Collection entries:
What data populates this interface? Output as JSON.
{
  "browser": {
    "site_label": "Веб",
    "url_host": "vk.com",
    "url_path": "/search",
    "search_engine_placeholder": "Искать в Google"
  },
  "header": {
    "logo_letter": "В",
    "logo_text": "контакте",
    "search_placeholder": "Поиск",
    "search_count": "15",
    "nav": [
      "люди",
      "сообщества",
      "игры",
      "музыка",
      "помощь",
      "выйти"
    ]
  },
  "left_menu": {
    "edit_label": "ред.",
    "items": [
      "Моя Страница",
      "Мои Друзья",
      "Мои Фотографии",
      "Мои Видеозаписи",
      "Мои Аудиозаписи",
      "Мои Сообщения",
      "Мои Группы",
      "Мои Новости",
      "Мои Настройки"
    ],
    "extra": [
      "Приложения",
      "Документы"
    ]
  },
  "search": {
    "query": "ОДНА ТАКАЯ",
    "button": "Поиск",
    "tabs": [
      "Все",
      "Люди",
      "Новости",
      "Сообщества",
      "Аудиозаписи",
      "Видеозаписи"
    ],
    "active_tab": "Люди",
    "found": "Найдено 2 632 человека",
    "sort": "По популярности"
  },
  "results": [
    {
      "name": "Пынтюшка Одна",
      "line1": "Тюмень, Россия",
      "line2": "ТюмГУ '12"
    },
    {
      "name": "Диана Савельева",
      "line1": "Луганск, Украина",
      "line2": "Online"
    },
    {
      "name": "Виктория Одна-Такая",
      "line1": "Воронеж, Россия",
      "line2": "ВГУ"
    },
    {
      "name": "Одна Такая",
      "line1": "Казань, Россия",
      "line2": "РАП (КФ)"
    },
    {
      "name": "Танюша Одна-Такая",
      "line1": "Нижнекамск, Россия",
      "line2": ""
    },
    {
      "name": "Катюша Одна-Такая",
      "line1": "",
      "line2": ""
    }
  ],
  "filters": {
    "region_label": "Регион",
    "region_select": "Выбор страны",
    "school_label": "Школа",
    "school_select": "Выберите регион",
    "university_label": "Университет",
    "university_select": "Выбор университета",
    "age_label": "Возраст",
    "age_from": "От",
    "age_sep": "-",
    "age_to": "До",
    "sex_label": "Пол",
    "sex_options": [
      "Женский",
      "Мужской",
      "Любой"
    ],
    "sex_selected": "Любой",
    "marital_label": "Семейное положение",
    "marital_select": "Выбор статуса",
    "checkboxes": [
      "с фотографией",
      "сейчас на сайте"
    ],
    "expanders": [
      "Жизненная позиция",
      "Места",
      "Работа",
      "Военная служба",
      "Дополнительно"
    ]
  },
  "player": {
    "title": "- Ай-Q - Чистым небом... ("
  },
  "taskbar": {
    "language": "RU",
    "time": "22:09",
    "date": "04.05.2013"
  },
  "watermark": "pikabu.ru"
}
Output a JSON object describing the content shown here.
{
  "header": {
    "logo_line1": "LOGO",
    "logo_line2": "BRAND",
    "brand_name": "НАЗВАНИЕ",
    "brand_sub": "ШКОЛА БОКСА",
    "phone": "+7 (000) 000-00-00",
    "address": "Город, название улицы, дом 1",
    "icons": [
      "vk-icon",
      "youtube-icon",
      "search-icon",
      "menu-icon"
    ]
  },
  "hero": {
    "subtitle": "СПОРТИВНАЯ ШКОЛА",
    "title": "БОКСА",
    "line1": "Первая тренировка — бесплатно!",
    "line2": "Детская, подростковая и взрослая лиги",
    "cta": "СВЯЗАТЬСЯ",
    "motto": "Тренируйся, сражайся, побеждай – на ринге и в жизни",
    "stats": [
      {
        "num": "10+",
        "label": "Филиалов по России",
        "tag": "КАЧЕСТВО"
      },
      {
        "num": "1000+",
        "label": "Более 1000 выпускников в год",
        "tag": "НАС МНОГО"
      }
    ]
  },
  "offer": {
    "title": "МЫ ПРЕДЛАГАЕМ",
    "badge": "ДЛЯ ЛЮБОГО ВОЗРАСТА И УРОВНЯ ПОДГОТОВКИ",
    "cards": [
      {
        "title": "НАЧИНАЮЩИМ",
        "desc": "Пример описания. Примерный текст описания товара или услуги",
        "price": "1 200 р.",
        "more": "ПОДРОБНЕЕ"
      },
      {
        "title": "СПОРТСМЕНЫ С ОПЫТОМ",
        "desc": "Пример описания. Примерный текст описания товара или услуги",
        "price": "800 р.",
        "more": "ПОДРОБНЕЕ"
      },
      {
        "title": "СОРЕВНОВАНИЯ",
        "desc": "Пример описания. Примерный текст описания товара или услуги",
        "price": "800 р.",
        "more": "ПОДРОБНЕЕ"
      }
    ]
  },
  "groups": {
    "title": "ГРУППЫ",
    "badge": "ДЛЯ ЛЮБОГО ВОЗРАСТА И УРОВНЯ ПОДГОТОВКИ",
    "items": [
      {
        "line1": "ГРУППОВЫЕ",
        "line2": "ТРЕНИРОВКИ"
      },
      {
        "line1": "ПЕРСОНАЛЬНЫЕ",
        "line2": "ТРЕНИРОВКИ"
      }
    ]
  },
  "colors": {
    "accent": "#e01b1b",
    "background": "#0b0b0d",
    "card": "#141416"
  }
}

GIVEN EXERCISE: Your task is to transcribe the listing above in full, exactly as given.

OUTPUT:
What data populates this interface? Output as JSON.
{
  "browser": {
    "site_label": "Веб",
    "url_host": "vk.com",
    "url_path": "/search",
    "search_engine_placeholder": "Искать в Google"
  },
  "header": {
    "logo_letter": "В",
    "logo_text": "контакте",
    "search_placeholder": "Поиск",
    "search_count": "15",
    "nav": [
      "люди",
      "сообщества",
      "игры",
      "музыка",
      "помощь",
      "выйти"
    ]
  },
  "left_menu": {
    "edit_label": "ред.",
    "items": [
      "Моя Страница",
      "Мои Друзья",
      "Мои Фотографии",
      "Мои Видеозаписи",
      "Мои Аудиозаписи",
      "Мои Сообщения",
      "Мои Группы",
      "Мои Новости",
      "Мои Настройки"
    ],
    "extra": [
      "Приложения",
      "Документы"
    ]
  },
  "search": {
    "query": "ОДНА ТАКАЯ",
    "button": "Поиск",
    "tabs": [
      "Все",
      "Люди",
      "Новости",
      "Сообщества",
      "Аудиозаписи",
      "Видеозаписи"
    ],
    "active_tab": "Люди",
    "found": "Найдено 2 632 человека",
    "sort": "По популярности"
  },
  "results": [
    {
      "name": "Пынтюшка Одна",
      "line1": "Тюмень, Россия",
      "line2": "ТюмГУ '12"
    },
    {
      "name": "Диана Савельева",
      "line1": "Луганск, Украина",
      "line2": "Online"
    },
    {
      "name": "Виктория Одна-Такая",
      "line1": "Воронеж, Россия",
      "line2": "ВГУ"
    },
    {
      "name": "Одна Такая",
      "line1": "Казань, Россия",
      "line2": "РАП (КФ)"
    },
    {
      "name": "Танюша Одна-Такая",
      "line1": "Нижнекамск, Россия",
      "line2": ""
    },
    {
      "name": "Катюша Одна-Такая",
      "line1": "",
      "line2": ""
    }
  ],
  "filters": {
    "region_label": "Регион",
    "region_select": "Выбор страны",
    "school_label": "Школа",
    "school_select": "Выберите регион",
    "university_label": "Университет",
    "university_select": "Выбор университета",
    "age_label": "Возраст",
    "age_from": "От",
    "age_sep": "-",
    "age_to": "До",
    "sex_label": "Пол",
    "sex_options": [
      "Женский",
      "Мужской",
      "Любой"
    ],
    "sex_selected": "Любой",
    "marital_label": "Семейное положение",
    "marital_select": "Выбор статуса",
    "checkboxes": [
      "с фотографией",
      "сейчас на сайте"
    ],
    "expanders": [
      "Жизненная позиция",
      "Места",
      "Работа",
      "Военная служба",
      "Дополнительно"
    ]
  },
  "player": {
    "title": "- Ай-Q - Чистым небом... ("
  },
  "taskbar": {
    "language": "RU",
    "time": "22:09",
    "date": "04.05.2013"
  },
  "watermark": "pikabu.ru"
}
Output a JSON object describing the content shown here.
{
  "header": {
    "logo_line1": "LOGO",
    "logo_line2": "BRAND",
    "brand_name": "НАЗВАНИЕ",
    "brand_sub": "ШКОЛА БОКСА",
    "phone": "+7 (000) 000-00-00",
    "address": "Город, название улицы, дом 1",
    "icons": [
      "vk-icon",
      "youtube-icon",
      "search-icon",
      "menu-icon"
    ]
  },
  "hero": {
    "subtitle": "СПОРТИВНАЯ ШКОЛА",
    "title": "БОКСА",
    "line1": "Первая тренировка — бесплатно!",
    "line2": "Детская, подростковая и взрослая лиги",
    "cta": "СВЯЗАТЬСЯ",
    "motto": "Тренируйся, сражайся, побеждай – на ринге и в жизни",
    "stats": [
      {
        "num": "10+",
        "label": "Филиалов по России",
        "tag": "КАЧЕСТВО"
      },
      {
        "num": "1000+",
        "label": "Более 1000 выпускников в год",
        "tag": "НАС МНОГО"
      }
    ]
  },
  "offer": {
    "title": "МЫ ПРЕДЛАГАЕМ",
    "badge": "ДЛЯ ЛЮБОГО ВОЗРАСТА И УРОВНЯ ПОДГОТОВКИ",
    "cards": [
      {
        "title": "НАЧИНАЮЩИМ",
        "desc": "Пример описания. Примерный текст описания товара или услуги",
        "price": "1 200 р.",
        "more": "ПОДРОБНЕЕ"
      },
      {
        "title": "СПОРТСМЕНЫ С ОПЫТОМ",
        "desc": "Пример описания. Примерный текст описания товара или услуги",
        "price": "800 р.",
        "more": "ПОДРОБНЕЕ"
      },
      {
        "title": "СОРЕВНОВАНИЯ",
        "desc": "Пример описания. Примерный текст описания товара или услуги",
        "price": "800 р.",
        "more": "ПОДРОБНЕЕ"
      }
    ]
  },
  "groups": {
    "title": "ГРУППЫ",
    "badge": "ДЛЯ ЛЮБОГО ВОЗРАСТА И УРОВНЯ ПОДГОТОВКИ",
    "items": [
      {
        "line1": "ГРУППОВЫЕ",
        "line2": "ТРЕНИРОВКИ"
      },
      {
        "line1": "ПЕРСОНАЛЬНЫЕ",
        "line2": "ТРЕНИРОВКИ"
      }
    ]
  },
  "colors": {
    "accent": "#e01b1b",
    "background": "#0b0b0d",
    "card": "#141416"
  }
}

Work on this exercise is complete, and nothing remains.